___ DATA PROVIDED ___
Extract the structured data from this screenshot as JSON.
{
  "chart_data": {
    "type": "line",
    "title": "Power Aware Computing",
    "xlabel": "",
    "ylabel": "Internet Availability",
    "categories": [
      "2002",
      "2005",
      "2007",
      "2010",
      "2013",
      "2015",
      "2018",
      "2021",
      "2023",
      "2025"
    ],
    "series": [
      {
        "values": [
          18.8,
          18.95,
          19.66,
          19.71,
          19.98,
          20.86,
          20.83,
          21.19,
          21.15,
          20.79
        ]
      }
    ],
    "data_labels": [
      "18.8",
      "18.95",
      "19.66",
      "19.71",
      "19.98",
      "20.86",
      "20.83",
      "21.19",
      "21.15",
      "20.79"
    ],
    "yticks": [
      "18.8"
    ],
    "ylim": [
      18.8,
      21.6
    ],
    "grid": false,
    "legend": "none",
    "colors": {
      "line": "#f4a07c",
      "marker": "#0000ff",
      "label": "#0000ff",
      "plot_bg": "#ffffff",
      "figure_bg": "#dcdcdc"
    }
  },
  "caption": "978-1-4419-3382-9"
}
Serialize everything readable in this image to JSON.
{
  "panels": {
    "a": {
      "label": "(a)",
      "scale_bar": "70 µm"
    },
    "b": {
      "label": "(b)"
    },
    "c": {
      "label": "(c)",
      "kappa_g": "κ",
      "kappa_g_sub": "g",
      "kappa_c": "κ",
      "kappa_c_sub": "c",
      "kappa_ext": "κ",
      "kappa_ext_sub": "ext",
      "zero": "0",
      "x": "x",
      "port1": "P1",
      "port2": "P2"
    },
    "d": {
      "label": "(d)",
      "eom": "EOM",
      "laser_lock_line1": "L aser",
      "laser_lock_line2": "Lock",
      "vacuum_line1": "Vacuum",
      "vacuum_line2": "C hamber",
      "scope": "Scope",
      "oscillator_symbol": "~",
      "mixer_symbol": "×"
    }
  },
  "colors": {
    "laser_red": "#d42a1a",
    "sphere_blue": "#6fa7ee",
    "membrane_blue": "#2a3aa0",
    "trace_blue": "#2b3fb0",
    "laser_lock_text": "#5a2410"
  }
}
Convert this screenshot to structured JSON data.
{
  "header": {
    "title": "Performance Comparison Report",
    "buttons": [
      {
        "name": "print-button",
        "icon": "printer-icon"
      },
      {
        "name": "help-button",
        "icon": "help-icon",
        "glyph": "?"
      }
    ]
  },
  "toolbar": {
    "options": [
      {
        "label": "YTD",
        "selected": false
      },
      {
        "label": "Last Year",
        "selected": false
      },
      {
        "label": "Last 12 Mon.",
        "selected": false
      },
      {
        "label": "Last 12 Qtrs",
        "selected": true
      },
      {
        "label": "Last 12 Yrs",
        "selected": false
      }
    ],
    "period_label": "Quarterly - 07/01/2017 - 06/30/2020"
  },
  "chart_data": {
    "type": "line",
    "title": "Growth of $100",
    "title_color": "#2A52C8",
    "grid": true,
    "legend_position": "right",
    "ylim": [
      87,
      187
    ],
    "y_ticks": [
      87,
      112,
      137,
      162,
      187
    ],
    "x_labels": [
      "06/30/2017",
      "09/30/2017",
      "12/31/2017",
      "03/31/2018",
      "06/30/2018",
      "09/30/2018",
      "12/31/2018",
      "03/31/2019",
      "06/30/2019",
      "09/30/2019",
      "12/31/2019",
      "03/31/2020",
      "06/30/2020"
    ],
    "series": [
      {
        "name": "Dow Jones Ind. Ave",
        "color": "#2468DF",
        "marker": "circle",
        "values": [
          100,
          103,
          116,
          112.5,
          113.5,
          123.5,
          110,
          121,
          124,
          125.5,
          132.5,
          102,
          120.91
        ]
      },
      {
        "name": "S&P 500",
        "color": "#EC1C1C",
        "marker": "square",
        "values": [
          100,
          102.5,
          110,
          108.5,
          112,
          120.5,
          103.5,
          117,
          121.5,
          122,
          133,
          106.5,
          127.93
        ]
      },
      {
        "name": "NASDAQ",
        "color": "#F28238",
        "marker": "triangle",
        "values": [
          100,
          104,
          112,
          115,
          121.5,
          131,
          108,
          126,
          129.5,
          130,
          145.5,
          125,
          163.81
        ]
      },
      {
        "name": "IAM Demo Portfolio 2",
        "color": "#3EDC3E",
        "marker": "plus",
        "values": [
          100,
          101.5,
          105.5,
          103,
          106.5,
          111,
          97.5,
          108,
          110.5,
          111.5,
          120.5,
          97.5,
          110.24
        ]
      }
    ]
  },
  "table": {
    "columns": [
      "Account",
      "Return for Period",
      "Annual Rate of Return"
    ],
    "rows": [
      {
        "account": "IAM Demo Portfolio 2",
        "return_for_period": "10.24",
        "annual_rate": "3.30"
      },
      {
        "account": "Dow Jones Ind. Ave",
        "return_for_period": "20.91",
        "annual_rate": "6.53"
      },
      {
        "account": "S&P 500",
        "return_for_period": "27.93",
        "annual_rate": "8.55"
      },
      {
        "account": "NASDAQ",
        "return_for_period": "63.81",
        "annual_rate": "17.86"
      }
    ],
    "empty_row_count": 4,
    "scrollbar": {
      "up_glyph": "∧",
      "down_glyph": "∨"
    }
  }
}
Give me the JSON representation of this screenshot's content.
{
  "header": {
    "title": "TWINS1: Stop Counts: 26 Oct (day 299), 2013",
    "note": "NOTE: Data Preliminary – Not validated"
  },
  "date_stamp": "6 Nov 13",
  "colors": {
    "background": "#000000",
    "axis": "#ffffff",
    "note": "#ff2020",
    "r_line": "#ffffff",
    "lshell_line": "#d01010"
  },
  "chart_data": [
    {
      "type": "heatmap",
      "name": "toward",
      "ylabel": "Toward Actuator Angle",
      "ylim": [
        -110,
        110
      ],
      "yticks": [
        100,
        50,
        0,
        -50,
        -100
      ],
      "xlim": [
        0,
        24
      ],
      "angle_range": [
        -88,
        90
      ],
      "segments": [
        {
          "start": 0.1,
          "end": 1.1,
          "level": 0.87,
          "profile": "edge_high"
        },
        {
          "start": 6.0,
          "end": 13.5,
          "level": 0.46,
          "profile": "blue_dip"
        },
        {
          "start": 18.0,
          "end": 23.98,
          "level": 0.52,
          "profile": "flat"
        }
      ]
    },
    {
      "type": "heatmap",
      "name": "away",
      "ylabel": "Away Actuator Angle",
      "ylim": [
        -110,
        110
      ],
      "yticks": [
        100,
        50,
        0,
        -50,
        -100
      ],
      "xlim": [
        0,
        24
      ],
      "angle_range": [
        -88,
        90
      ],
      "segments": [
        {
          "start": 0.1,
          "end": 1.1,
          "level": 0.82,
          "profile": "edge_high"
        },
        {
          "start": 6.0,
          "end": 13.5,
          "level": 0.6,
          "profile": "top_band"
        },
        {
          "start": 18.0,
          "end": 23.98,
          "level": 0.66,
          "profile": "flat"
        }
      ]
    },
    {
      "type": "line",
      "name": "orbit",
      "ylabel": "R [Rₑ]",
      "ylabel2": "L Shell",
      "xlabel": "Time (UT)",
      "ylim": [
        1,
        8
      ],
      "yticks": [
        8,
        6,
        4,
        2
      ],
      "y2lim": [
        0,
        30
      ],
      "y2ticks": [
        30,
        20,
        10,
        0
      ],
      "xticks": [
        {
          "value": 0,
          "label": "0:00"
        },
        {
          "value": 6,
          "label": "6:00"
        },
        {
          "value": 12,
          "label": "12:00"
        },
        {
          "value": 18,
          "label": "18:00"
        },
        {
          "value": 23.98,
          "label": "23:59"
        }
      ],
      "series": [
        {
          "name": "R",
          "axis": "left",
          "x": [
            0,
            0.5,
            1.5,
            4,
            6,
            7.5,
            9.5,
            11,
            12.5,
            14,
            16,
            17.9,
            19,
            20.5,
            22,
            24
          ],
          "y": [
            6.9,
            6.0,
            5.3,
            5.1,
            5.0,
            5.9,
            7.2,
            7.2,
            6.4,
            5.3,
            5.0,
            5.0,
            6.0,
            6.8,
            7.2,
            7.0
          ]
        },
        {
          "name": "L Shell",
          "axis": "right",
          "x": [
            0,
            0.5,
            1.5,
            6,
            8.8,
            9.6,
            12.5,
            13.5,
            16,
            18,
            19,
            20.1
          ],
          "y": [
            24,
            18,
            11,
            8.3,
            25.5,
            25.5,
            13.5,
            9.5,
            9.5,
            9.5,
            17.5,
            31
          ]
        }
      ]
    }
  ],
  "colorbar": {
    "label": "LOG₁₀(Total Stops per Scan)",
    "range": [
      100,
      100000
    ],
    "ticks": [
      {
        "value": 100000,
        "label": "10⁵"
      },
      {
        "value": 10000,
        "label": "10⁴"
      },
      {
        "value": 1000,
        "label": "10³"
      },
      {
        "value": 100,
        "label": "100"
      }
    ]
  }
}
___
> **WHAT IS BEING ASKED**
Filter the records above and return every line that holds the word "Actuator".

> **SOLUTION FOR THIS EXERCISE**
      "ylabel": "Toward Actuator Angle",
      "ylabel": "Away Actuator Angle",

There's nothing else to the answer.